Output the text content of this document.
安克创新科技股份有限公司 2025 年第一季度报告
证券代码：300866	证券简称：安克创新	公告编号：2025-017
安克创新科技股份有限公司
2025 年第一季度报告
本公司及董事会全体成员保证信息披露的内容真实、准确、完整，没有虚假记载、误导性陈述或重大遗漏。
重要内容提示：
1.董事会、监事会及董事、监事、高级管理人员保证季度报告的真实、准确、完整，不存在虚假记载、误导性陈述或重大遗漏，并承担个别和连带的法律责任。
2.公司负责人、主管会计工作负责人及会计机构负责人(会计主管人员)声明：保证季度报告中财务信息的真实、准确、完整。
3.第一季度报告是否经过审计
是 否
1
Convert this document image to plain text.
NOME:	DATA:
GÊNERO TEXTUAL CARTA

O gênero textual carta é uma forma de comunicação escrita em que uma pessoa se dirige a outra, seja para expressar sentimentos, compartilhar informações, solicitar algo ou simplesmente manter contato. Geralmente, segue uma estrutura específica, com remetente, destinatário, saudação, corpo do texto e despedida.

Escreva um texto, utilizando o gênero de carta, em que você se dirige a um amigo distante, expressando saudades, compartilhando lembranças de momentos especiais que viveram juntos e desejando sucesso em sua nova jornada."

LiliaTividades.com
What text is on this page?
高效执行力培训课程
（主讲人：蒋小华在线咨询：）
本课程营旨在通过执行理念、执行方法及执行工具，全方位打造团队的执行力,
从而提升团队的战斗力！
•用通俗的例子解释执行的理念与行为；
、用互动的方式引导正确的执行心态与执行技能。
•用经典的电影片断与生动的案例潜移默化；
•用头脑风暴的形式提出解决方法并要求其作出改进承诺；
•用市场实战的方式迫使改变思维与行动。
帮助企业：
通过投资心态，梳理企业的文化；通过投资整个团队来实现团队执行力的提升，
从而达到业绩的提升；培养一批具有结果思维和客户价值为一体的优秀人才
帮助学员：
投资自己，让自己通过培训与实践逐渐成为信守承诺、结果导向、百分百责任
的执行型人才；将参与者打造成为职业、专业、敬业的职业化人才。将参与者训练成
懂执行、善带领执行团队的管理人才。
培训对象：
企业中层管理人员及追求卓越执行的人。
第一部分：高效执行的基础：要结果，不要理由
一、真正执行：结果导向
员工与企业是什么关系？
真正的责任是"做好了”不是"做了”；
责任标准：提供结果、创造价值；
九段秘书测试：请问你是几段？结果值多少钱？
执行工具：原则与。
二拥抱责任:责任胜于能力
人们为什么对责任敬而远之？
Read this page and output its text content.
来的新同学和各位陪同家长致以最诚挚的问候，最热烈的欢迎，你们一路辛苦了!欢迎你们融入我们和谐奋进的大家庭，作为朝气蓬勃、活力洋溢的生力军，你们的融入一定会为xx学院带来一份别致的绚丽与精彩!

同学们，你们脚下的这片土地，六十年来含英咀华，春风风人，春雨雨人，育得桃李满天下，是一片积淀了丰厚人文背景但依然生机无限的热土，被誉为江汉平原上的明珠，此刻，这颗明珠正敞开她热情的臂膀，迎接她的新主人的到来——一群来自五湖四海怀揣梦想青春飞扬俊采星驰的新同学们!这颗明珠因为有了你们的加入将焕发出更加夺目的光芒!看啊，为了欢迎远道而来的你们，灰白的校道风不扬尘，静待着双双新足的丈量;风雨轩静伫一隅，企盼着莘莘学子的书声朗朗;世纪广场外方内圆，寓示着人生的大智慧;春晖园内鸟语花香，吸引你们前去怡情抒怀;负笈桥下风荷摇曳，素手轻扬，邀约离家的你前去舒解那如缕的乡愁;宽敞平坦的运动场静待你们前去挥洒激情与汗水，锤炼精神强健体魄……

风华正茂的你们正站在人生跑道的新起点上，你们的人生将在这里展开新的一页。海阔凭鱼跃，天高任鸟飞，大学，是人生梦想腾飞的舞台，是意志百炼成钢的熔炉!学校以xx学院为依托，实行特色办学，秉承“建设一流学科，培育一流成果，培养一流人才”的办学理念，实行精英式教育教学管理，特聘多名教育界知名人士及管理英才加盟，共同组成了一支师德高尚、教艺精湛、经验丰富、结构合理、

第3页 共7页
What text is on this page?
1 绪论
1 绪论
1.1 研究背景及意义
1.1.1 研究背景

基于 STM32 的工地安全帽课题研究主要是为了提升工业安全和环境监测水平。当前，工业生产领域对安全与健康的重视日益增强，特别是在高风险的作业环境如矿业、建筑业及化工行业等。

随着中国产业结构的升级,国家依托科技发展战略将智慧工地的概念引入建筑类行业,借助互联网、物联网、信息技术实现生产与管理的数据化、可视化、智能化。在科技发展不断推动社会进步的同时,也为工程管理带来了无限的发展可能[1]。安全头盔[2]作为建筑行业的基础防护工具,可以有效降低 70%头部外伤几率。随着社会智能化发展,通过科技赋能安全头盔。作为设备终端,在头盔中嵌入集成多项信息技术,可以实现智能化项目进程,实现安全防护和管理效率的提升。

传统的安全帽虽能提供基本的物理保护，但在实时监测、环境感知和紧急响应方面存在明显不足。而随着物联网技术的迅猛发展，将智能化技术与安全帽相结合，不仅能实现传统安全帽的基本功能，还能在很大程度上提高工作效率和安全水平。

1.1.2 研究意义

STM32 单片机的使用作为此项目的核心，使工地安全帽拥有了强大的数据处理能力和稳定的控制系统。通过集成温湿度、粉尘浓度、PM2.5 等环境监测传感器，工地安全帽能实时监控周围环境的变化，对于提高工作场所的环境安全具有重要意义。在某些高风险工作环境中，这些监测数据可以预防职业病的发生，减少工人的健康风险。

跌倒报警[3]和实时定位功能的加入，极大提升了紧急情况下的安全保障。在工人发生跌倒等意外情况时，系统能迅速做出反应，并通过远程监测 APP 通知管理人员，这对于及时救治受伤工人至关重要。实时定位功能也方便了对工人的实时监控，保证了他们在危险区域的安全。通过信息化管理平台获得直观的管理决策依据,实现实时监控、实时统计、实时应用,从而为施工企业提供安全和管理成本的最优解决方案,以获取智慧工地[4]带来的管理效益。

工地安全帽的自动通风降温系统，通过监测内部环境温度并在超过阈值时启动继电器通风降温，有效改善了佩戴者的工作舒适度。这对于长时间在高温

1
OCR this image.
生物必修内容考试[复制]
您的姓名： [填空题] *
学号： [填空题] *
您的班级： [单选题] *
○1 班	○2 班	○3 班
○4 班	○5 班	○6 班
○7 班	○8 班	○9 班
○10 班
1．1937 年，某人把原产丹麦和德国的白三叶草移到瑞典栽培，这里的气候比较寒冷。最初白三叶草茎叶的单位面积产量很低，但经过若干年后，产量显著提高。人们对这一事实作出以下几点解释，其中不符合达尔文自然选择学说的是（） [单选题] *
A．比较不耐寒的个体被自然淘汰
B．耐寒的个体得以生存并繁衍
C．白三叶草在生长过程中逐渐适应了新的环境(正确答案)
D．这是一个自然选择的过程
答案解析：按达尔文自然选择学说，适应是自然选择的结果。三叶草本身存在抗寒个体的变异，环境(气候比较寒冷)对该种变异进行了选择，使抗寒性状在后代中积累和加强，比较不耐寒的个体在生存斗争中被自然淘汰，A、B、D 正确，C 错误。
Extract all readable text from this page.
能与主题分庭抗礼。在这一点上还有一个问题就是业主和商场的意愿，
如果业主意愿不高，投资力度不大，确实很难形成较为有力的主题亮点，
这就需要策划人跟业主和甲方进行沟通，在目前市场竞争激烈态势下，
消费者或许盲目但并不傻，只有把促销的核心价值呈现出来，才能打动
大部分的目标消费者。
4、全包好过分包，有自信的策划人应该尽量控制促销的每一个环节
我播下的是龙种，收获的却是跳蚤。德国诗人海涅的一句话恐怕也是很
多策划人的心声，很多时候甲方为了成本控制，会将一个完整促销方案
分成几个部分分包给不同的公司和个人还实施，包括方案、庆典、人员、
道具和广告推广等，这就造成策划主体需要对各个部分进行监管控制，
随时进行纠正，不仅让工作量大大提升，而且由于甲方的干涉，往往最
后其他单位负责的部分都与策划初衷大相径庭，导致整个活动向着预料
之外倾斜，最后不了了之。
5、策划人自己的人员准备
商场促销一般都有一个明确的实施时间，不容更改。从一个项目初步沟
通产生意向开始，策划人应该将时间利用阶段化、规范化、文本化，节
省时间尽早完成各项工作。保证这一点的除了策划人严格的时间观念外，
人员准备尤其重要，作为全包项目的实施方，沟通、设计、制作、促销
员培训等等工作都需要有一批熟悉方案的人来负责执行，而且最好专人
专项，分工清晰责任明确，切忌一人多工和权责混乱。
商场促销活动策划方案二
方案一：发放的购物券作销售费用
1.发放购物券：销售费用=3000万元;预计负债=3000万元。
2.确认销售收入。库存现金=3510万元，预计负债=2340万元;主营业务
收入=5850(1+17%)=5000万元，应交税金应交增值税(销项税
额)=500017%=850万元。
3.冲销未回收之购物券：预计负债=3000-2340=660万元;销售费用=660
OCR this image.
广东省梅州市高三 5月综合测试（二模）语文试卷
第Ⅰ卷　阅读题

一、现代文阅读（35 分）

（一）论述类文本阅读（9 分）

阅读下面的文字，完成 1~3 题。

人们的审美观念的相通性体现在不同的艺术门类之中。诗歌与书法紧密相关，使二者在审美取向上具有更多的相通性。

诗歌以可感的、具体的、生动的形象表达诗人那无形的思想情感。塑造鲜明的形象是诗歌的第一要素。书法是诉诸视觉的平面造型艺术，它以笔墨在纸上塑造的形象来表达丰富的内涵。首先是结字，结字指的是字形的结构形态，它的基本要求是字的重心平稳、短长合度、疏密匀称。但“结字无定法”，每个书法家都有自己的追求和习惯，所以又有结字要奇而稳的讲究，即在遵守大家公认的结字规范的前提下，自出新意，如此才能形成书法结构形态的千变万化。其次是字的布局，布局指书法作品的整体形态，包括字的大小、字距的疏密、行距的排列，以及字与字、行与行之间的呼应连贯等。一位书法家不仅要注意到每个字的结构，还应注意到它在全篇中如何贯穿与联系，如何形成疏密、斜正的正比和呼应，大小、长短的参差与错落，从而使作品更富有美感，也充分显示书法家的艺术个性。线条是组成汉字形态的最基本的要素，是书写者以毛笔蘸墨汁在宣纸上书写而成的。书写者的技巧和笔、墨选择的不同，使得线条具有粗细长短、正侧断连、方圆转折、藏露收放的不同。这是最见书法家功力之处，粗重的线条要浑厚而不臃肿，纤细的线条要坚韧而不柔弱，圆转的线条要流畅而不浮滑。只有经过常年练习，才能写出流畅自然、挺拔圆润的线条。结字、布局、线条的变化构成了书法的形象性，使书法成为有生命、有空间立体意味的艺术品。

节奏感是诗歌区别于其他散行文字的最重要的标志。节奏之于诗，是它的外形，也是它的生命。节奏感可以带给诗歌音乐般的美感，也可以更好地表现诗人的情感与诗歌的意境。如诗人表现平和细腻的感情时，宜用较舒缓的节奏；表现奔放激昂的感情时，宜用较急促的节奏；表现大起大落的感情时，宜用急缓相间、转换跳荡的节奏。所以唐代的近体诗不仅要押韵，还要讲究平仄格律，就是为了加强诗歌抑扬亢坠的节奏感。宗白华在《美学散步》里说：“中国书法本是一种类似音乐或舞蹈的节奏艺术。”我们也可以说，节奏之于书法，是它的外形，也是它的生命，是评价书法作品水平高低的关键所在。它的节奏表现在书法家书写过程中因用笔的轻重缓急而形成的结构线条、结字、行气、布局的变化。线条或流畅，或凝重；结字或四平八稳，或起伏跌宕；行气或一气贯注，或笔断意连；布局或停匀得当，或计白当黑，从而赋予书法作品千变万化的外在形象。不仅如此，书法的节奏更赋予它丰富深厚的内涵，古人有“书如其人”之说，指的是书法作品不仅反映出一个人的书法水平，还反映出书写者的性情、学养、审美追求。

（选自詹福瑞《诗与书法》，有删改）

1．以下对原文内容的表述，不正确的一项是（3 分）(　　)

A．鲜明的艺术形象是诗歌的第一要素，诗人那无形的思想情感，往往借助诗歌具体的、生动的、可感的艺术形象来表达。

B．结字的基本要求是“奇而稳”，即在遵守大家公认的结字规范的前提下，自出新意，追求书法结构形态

════════════════════

**Exercise**
Check each line of the entries above for the word "安克创新科技股份有限公司". List the ones that have it.

**Output below**
安克创新科技股份有限公司 2025 年第一季度报告
安克创新科技股份有限公司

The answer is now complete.